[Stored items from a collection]
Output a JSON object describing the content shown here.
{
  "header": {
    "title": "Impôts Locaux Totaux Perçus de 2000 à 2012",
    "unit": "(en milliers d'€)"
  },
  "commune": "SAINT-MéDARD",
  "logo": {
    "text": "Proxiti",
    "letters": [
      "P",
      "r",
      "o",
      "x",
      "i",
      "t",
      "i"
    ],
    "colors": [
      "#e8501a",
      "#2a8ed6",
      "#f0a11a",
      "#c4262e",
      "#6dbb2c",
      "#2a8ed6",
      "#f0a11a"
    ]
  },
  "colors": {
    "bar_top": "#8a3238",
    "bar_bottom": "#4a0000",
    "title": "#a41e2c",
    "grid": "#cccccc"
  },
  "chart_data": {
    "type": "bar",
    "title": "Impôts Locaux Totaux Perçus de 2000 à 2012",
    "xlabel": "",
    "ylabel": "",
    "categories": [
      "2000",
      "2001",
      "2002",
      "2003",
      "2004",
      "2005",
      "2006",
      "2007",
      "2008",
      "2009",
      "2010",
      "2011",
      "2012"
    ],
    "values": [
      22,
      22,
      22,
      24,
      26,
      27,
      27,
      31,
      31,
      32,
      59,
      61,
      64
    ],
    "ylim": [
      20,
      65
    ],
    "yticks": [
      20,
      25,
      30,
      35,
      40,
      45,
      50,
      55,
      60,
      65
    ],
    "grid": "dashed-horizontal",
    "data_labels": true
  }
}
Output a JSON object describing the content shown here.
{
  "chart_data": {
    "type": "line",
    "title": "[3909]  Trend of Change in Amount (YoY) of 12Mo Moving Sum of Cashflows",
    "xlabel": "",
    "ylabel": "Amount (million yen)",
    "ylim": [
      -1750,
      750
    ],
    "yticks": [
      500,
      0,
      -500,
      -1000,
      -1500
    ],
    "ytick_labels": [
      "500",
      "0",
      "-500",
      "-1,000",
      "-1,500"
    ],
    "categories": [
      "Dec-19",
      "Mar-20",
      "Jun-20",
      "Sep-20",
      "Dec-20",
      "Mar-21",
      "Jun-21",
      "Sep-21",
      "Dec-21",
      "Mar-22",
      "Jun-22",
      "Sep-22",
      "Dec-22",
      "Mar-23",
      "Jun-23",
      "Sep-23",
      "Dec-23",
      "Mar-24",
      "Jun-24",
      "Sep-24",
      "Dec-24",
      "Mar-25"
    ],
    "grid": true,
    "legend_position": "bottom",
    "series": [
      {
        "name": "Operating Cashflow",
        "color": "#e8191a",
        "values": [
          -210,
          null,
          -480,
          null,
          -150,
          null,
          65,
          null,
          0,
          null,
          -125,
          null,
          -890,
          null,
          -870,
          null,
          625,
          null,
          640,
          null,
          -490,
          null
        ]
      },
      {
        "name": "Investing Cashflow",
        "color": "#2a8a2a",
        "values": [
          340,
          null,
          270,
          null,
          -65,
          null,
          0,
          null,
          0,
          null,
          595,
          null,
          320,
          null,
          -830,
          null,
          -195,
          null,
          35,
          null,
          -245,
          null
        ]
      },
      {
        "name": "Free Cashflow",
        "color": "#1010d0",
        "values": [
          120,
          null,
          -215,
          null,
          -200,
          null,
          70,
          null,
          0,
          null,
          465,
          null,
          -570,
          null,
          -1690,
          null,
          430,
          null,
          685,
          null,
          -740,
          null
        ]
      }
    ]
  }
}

▶ **Given instruction**:
Look through the entries above; copy each line where the string "title" appears.

▶ **Result of this task**:
    "title": "Impôts Locaux Totaux Perçus de 2000 à 2012",
    "title": "#a41e2c",
    "title": "Impôts Locaux Totaux Perçus de 2000 à 2012",
    "title": "[3909]  Trend of Change in Amount (YoY) of 12Mo Moving Sum of Cashflows",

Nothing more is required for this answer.